===== Stored rows =====
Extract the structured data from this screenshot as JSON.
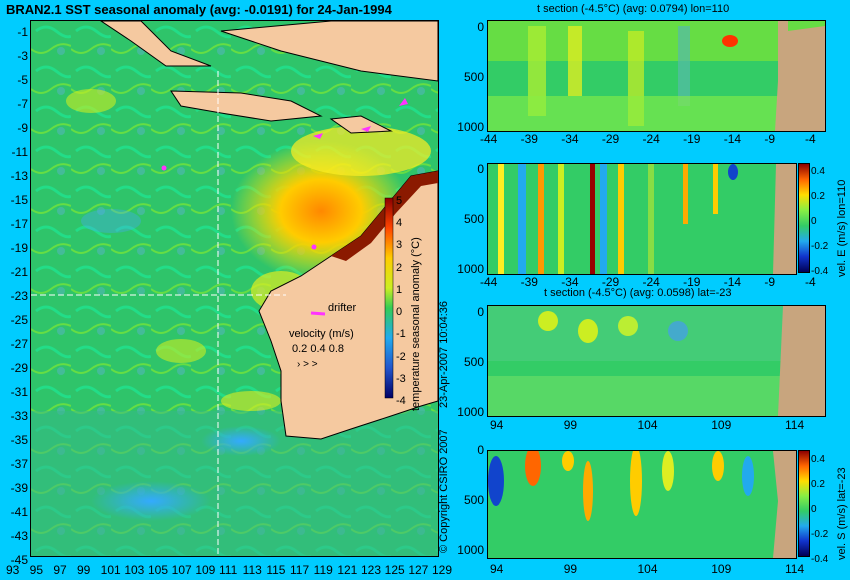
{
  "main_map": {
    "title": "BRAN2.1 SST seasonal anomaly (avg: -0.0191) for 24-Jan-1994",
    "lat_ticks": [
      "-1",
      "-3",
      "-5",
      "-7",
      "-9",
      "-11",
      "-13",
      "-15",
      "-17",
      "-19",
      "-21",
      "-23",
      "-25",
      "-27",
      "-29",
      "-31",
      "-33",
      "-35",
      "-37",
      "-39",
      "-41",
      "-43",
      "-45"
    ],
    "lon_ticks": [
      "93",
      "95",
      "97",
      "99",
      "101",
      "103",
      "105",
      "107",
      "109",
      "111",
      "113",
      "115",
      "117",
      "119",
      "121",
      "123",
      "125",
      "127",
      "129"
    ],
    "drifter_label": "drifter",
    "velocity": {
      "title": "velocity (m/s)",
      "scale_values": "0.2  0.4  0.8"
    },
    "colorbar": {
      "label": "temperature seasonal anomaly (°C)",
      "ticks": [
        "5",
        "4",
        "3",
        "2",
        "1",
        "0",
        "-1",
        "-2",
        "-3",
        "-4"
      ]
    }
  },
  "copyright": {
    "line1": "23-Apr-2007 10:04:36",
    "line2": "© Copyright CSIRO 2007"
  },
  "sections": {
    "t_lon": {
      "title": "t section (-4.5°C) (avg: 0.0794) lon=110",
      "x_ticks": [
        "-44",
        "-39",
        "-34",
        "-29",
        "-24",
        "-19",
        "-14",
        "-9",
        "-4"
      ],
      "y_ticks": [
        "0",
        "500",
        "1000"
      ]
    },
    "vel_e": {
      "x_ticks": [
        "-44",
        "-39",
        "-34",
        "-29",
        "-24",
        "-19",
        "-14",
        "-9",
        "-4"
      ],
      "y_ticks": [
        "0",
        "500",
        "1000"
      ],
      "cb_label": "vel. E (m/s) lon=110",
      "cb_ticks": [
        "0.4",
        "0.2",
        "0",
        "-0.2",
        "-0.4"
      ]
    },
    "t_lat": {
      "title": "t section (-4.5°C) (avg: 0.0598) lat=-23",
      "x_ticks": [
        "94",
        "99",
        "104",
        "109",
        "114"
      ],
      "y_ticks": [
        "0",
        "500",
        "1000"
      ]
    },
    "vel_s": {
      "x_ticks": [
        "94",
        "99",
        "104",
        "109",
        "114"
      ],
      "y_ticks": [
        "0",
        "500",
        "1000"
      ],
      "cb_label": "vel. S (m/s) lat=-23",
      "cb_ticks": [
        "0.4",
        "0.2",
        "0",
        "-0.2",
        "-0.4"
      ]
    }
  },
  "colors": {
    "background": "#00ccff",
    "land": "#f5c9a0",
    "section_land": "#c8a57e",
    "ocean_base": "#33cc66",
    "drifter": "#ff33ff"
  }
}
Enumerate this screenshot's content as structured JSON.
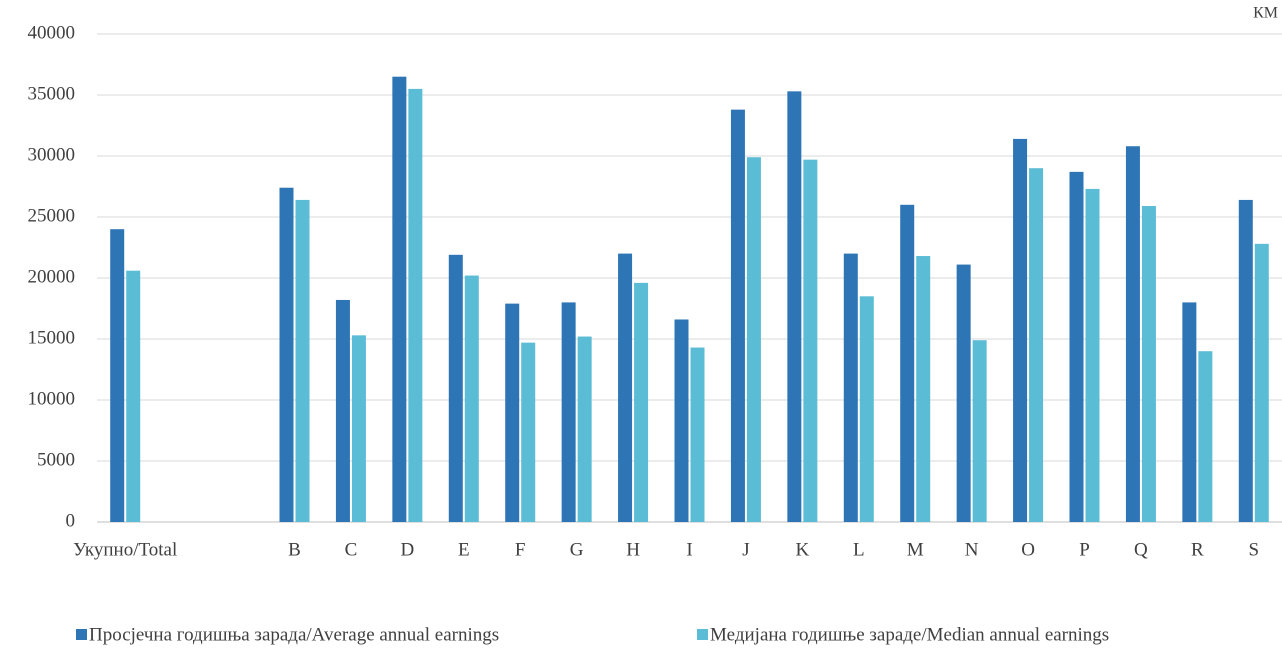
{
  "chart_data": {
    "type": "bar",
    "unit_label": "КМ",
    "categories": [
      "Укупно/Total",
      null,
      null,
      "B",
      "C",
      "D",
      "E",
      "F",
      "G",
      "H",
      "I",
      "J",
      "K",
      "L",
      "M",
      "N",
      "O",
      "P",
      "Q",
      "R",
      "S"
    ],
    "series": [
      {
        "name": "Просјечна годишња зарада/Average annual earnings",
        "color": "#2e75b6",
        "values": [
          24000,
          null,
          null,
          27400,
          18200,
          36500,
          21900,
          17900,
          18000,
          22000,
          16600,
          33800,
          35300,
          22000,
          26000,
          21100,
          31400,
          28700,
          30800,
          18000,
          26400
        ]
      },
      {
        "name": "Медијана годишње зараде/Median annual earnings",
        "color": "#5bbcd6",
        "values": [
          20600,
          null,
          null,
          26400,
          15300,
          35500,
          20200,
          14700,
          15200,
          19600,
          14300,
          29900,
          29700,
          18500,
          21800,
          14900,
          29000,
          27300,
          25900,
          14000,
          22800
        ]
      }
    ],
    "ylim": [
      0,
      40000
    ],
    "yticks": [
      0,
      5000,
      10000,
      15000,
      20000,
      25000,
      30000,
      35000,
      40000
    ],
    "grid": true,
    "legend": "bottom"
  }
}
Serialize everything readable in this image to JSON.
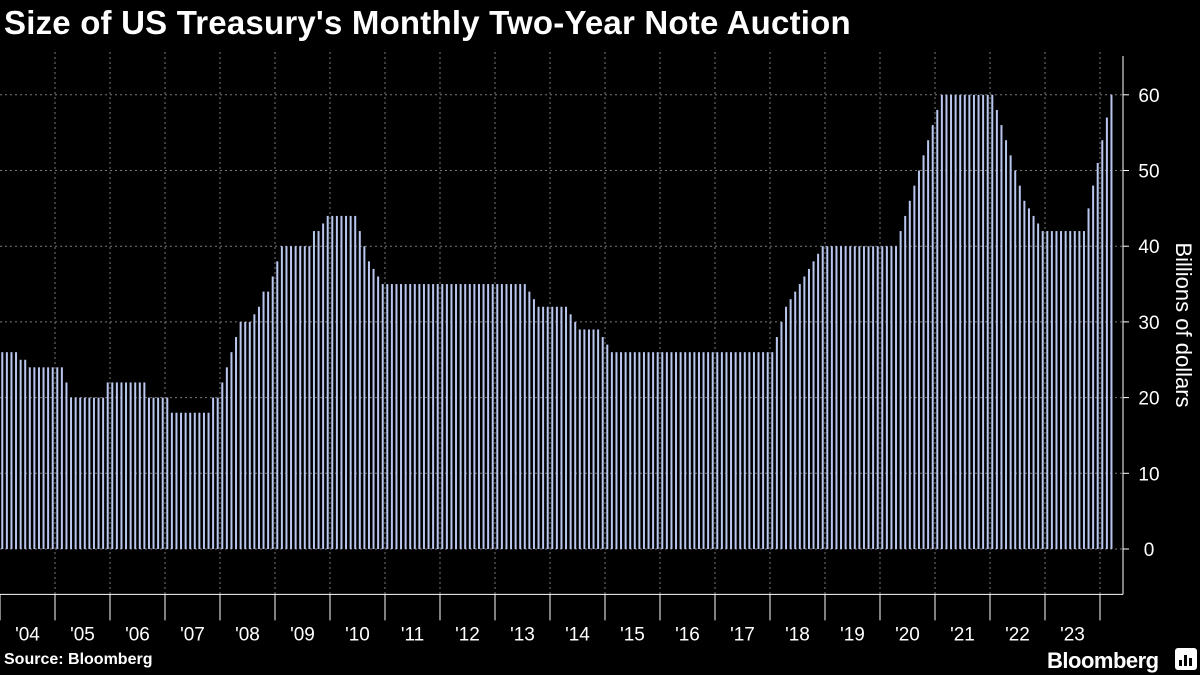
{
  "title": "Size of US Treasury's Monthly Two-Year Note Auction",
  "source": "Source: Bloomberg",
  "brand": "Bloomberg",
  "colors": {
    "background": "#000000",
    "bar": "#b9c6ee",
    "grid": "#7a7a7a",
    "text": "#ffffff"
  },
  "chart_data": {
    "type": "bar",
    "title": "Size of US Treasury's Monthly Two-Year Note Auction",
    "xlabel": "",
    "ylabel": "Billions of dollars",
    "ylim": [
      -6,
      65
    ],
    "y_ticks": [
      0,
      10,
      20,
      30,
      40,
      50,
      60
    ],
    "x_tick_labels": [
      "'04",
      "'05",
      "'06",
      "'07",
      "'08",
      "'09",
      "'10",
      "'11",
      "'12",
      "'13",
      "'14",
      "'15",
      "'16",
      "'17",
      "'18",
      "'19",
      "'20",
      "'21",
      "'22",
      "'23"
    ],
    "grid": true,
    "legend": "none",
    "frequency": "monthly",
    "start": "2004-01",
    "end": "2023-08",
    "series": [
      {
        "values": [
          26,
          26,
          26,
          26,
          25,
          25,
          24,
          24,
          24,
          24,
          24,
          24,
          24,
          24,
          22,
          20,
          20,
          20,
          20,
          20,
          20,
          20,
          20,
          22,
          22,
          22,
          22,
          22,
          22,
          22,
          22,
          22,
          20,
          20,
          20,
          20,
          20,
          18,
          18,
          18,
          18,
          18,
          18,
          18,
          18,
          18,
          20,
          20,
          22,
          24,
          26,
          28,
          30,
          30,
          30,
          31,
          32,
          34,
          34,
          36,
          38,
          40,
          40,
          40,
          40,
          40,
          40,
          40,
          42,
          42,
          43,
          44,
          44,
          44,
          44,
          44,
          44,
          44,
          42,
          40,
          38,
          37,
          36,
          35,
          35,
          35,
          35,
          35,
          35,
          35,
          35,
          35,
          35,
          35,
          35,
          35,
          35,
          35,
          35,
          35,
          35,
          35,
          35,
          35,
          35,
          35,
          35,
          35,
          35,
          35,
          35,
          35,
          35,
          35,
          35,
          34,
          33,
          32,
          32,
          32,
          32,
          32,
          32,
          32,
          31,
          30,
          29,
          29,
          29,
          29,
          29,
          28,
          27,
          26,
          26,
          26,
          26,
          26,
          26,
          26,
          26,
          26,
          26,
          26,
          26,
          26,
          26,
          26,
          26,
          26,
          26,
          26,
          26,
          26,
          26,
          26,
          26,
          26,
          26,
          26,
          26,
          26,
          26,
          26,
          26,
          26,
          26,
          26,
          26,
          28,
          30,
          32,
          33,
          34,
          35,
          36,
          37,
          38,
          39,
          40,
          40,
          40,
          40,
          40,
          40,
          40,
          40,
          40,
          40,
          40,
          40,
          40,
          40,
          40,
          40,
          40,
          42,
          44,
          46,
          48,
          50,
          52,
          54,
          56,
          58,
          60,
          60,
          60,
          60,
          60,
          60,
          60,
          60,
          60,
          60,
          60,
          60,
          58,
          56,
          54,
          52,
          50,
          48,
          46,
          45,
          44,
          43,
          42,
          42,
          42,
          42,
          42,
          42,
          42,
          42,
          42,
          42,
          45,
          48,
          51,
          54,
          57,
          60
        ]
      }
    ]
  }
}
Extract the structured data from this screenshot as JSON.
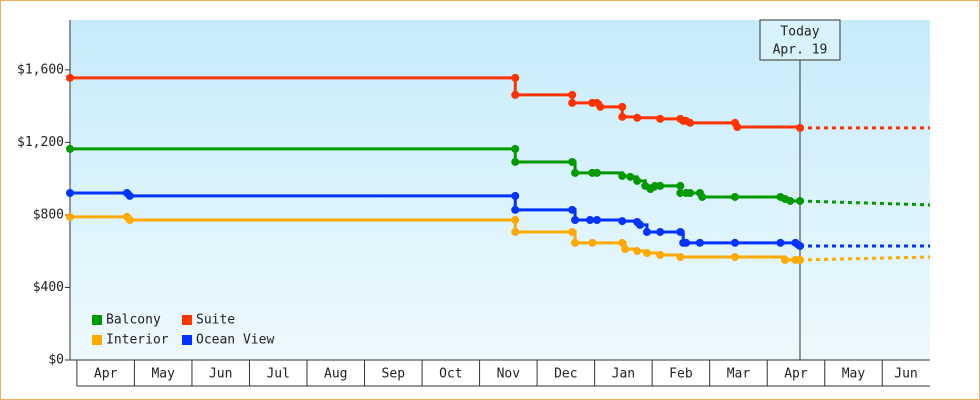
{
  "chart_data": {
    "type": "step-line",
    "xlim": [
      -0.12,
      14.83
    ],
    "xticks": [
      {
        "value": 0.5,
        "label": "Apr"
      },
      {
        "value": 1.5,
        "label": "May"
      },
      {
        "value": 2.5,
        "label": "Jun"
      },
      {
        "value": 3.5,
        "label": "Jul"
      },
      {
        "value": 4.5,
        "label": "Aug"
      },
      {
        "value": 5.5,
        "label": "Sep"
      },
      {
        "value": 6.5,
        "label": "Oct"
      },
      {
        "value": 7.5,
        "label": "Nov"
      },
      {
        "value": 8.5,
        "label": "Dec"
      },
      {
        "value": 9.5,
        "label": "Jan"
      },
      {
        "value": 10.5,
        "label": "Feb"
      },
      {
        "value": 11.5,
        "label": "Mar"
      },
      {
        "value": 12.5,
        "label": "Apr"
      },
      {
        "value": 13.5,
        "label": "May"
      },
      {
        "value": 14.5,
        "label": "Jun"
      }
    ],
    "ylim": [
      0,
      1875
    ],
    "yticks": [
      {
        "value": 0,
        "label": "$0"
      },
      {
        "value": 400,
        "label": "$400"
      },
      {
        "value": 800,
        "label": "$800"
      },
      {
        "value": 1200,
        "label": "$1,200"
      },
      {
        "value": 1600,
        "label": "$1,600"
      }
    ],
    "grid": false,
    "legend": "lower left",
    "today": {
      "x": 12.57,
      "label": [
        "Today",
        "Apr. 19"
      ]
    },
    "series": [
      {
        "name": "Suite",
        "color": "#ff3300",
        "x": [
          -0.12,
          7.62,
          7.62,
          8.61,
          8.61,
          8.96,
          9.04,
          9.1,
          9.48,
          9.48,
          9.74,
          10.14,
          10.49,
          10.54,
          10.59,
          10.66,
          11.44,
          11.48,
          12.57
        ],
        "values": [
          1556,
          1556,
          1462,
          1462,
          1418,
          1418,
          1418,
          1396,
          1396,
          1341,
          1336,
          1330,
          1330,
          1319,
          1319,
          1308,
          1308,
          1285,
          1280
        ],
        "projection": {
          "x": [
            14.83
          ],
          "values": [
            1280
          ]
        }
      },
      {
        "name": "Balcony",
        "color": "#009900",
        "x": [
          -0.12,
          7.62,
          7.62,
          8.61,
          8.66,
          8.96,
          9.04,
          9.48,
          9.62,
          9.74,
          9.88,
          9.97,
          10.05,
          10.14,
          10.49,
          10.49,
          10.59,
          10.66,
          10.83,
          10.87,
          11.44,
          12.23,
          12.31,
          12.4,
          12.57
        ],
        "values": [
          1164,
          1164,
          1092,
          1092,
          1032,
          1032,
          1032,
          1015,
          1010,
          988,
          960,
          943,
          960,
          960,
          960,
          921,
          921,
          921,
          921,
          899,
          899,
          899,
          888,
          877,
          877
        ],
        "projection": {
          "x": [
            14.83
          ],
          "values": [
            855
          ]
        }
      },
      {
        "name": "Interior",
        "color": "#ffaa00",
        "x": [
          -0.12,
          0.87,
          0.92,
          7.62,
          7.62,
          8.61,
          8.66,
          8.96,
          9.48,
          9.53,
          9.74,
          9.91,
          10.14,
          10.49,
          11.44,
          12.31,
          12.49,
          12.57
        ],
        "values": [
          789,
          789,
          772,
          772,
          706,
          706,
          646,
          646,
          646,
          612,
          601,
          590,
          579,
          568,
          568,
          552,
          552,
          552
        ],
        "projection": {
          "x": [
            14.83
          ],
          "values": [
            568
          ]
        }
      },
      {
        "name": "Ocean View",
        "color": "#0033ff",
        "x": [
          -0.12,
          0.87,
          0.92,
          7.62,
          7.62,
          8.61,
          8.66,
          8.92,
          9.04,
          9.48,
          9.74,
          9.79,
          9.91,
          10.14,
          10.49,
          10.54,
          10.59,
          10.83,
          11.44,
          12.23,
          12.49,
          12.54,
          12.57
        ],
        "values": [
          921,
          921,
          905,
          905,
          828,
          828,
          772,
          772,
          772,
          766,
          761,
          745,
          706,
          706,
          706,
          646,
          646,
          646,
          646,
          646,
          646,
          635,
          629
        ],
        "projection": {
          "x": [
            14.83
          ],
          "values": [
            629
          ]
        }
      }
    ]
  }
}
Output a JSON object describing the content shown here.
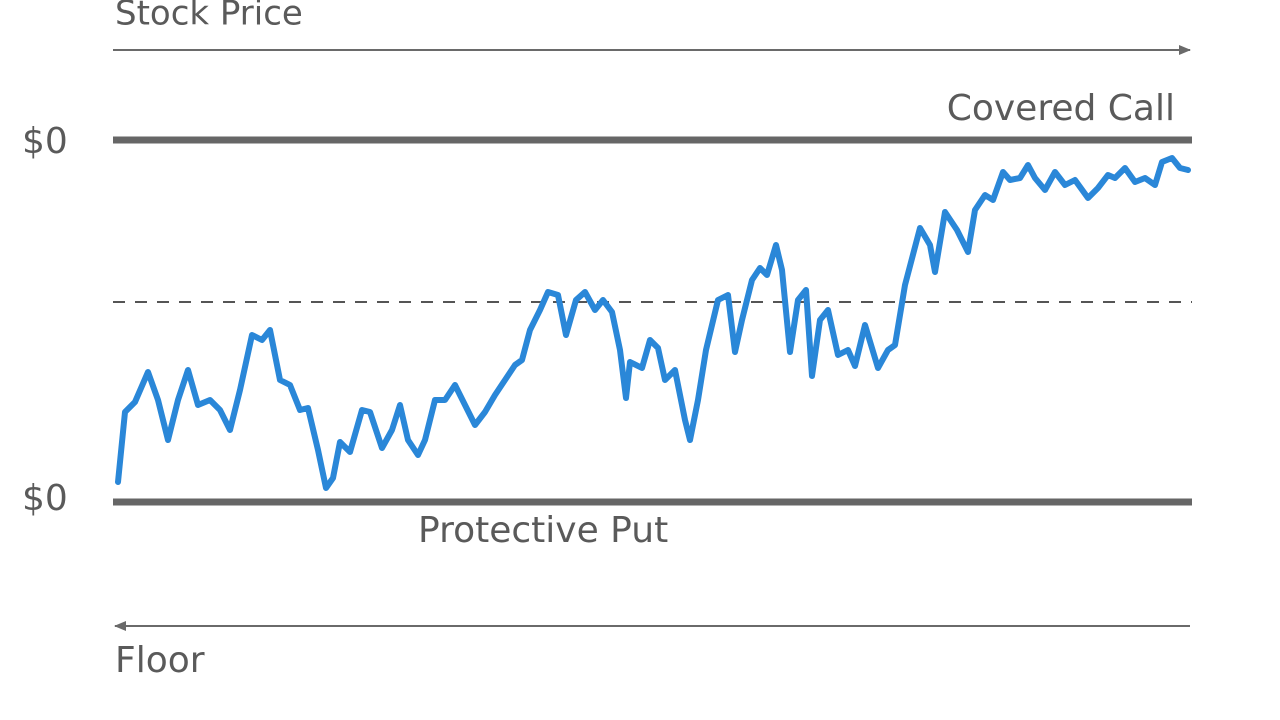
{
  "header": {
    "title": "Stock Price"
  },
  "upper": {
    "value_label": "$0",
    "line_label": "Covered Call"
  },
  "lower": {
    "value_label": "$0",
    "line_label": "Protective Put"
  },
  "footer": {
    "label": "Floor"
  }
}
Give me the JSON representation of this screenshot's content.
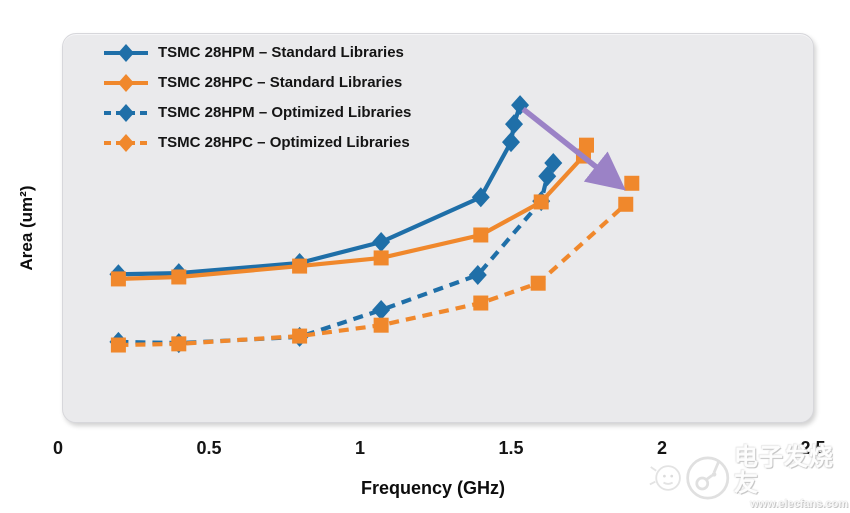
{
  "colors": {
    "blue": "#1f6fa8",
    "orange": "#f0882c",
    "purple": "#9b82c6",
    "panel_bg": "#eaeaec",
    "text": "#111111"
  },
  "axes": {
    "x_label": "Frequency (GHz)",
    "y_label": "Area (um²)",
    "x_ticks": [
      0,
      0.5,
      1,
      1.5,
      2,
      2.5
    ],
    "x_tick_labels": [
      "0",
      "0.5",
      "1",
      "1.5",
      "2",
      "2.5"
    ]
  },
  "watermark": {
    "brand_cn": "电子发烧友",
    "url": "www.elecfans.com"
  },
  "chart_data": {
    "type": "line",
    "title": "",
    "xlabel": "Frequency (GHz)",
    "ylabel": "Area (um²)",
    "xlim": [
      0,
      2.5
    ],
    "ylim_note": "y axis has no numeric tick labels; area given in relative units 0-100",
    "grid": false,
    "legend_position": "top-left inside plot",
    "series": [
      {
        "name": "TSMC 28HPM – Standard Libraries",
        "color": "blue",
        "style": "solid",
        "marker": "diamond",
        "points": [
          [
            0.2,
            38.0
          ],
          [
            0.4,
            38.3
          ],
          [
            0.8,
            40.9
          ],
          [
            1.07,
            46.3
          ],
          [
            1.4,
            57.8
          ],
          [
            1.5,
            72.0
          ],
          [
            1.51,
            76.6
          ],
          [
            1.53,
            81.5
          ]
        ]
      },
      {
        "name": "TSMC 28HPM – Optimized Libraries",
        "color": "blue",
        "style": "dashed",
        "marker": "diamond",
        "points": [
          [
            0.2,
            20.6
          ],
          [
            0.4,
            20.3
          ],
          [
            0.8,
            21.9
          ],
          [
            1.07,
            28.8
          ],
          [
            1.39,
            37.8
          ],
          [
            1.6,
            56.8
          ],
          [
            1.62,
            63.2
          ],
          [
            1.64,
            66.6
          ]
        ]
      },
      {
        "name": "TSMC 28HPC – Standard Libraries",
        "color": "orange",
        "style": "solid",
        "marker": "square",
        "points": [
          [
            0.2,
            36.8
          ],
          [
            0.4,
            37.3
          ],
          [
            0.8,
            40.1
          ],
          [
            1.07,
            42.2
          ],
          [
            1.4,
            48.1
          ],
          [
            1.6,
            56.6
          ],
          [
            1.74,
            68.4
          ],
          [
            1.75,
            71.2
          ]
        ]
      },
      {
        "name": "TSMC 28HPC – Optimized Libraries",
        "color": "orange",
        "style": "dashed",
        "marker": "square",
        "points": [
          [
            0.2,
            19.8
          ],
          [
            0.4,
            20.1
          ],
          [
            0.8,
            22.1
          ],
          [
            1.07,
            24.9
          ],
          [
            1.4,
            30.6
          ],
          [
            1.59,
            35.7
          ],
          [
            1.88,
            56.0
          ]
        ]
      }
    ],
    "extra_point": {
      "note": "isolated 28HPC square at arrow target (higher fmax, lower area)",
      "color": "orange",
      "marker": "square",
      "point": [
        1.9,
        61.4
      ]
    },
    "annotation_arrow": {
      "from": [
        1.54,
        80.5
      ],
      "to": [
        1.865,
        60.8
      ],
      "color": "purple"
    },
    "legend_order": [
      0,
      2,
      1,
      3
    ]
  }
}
=====
** Task instructions **
Read through the entries and copy every line that includes "square".

** Written answer **
        "marker": "square",
        "marker": "square",
      "note": "isolated 28HPC square at arrow target (higher fmax, lower area)",
      "marker": "square",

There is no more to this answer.